| SHORT PROBLEM |
Look through the data below. Collect every line where the word "World" occurs.
***** PROVIDED RECORDS
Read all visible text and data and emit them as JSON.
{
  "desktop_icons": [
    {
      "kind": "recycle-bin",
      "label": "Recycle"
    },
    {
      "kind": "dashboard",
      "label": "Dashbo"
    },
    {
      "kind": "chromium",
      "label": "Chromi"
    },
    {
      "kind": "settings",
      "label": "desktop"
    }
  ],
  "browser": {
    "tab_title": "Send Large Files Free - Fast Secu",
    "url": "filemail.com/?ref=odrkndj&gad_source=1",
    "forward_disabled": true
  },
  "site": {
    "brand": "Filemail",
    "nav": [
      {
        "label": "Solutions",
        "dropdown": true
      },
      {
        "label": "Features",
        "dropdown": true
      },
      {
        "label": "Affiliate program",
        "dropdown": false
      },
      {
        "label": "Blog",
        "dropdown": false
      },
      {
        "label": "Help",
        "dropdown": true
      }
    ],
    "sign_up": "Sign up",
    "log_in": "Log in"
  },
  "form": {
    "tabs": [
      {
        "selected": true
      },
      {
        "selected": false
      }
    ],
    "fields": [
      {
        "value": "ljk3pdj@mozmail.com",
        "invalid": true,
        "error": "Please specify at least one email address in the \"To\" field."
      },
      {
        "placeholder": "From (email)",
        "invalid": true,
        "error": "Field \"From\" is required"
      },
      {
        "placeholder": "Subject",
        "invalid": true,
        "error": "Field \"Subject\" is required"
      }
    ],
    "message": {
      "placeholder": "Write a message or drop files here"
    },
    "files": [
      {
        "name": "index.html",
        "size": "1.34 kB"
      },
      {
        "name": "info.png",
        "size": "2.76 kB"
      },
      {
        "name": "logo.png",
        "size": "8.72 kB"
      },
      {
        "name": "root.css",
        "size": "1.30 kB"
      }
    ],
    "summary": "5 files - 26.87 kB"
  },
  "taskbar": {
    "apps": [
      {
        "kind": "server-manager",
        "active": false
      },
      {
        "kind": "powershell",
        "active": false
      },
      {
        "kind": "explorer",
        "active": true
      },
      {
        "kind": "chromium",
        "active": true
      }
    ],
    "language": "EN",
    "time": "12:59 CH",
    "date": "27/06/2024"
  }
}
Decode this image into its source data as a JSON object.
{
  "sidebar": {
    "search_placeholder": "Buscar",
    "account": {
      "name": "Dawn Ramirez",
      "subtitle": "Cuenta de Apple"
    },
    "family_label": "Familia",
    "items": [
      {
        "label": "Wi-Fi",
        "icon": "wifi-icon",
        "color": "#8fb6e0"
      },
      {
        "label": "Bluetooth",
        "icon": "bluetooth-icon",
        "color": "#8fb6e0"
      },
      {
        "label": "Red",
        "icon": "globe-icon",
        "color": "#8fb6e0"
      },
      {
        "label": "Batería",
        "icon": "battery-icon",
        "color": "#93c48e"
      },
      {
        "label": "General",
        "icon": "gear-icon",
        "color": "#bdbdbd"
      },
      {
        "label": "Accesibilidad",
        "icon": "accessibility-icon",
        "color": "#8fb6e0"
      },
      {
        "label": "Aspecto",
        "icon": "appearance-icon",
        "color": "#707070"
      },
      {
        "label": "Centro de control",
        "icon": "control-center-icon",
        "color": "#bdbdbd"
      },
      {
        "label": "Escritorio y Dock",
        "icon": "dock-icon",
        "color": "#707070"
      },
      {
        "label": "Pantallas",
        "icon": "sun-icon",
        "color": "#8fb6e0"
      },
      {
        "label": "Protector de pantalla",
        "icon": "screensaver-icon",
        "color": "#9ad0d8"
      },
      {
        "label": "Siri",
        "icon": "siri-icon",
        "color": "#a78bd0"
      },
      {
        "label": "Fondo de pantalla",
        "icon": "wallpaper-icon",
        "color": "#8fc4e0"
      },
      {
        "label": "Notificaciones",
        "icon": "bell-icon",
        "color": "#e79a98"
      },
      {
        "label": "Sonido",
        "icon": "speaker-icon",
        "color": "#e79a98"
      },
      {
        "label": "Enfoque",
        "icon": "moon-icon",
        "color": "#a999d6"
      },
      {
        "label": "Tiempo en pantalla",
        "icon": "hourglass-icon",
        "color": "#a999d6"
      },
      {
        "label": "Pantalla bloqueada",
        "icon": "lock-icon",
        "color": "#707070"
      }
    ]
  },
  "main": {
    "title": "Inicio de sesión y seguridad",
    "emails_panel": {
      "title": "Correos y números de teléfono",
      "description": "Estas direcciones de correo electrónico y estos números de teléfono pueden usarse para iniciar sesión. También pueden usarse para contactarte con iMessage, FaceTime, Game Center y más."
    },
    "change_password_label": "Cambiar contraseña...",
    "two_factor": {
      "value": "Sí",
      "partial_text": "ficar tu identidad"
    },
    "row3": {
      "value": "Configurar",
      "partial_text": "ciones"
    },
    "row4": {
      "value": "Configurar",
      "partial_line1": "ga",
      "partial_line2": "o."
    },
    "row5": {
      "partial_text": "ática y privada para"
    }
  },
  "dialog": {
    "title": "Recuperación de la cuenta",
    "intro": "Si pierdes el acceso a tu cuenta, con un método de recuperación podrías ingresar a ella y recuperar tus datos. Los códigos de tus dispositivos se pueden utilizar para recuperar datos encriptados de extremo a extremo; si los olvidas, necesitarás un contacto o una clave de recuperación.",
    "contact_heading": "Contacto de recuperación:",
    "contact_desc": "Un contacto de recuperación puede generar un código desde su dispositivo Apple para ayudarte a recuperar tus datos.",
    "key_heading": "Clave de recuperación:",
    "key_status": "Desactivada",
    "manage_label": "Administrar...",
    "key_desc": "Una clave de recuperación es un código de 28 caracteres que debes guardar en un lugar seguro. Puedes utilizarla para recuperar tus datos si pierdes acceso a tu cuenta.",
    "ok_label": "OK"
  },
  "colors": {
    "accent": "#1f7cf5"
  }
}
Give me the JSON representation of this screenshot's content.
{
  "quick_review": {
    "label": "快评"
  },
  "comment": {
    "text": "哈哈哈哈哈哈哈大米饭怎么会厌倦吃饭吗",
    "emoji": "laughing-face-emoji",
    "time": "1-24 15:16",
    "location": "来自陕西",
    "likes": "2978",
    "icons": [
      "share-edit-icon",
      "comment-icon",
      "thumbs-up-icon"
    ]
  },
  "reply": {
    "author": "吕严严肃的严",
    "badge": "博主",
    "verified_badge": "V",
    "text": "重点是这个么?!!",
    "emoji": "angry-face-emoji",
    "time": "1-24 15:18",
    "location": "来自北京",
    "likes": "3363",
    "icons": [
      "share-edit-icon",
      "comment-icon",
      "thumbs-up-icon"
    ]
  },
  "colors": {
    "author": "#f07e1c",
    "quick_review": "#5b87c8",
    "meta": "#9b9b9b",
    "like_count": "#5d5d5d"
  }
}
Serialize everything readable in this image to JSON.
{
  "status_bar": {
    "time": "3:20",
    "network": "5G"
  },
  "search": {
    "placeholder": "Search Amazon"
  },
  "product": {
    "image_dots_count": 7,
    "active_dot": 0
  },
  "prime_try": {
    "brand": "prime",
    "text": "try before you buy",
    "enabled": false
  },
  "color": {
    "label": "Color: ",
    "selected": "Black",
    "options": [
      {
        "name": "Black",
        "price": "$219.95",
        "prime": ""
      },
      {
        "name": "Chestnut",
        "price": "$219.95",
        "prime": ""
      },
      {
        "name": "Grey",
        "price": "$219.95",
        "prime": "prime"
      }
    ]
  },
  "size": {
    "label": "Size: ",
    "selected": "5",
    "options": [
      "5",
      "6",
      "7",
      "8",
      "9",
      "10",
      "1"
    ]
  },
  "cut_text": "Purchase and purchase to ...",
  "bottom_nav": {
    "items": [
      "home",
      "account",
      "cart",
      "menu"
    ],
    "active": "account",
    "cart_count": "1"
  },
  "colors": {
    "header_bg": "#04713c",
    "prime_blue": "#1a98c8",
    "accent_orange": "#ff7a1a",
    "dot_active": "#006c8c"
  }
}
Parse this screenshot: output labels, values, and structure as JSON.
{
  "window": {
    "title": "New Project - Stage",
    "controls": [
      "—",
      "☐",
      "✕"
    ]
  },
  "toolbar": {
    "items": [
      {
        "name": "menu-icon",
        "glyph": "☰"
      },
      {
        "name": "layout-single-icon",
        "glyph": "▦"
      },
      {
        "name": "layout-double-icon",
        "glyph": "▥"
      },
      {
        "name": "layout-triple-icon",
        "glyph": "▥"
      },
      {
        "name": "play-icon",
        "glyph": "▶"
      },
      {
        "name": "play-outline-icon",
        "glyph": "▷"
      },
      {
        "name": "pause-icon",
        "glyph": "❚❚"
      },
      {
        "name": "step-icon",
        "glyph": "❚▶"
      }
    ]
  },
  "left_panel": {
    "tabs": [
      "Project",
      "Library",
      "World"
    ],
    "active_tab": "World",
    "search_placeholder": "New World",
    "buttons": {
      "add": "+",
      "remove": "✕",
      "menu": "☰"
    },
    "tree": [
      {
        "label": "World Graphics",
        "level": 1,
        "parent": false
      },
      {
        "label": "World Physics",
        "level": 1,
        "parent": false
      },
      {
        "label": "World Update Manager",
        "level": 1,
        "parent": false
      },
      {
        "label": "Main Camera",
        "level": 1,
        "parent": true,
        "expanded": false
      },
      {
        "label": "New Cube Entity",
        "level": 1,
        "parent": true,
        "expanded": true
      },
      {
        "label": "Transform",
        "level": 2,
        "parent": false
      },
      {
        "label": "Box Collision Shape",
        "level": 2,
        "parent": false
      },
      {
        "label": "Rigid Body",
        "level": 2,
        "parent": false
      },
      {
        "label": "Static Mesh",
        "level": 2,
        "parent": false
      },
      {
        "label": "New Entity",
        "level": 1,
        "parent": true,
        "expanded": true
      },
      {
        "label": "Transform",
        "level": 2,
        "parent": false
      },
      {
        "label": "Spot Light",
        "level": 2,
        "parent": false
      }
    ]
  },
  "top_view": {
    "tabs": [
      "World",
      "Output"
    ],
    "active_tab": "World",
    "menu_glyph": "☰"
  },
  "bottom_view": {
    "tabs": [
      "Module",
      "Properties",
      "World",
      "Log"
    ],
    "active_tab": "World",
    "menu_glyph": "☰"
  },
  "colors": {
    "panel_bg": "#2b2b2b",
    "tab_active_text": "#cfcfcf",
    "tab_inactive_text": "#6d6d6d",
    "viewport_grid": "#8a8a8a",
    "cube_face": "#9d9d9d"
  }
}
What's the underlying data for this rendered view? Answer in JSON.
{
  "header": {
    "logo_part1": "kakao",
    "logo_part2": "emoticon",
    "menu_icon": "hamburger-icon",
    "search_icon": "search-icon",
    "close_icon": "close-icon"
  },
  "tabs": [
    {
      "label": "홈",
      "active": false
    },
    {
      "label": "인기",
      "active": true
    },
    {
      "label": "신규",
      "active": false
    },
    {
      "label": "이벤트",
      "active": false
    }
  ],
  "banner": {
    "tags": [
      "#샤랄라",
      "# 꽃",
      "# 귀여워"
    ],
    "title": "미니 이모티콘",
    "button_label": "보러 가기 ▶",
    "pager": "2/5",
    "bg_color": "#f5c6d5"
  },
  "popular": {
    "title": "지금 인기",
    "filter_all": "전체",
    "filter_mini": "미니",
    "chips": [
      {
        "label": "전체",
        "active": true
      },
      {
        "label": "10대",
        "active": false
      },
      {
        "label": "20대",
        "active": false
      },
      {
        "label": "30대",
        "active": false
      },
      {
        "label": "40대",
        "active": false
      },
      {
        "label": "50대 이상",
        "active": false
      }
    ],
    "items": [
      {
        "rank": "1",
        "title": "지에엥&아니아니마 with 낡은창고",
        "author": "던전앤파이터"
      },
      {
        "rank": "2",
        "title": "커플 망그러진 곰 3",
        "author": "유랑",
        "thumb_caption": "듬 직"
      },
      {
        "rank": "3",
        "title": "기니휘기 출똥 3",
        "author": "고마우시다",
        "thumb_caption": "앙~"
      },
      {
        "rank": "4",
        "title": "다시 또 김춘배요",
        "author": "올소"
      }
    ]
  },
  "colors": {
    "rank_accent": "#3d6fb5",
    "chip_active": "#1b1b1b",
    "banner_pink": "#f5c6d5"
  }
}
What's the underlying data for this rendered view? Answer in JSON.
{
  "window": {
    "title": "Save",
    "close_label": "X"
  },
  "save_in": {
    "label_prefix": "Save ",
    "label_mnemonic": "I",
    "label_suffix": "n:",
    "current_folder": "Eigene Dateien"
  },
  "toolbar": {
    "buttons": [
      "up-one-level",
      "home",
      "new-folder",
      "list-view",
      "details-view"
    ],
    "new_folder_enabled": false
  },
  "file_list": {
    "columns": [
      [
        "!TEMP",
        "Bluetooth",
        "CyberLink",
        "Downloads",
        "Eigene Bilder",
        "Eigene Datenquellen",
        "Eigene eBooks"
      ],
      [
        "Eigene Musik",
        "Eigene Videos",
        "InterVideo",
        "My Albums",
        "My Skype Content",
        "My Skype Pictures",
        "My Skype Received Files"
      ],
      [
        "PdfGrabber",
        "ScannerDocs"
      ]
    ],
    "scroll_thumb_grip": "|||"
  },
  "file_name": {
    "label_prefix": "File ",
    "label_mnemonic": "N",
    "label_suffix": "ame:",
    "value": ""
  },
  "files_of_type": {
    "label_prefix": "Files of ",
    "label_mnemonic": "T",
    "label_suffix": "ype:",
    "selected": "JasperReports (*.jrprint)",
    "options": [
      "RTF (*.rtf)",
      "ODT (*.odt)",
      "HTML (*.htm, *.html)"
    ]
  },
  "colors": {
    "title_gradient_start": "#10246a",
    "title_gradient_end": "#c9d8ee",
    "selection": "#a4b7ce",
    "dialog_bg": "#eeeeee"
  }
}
**********
| SOLUTION |
      "World"
    "active_tab": "World",
    "search_placeholder": "New World",
        "label": "World Graphics",
        "label": "World Physics",
        "label": "World Update Manager",
      "World",
    "active_tab": "World",
      "World",
    "active_tab": "World",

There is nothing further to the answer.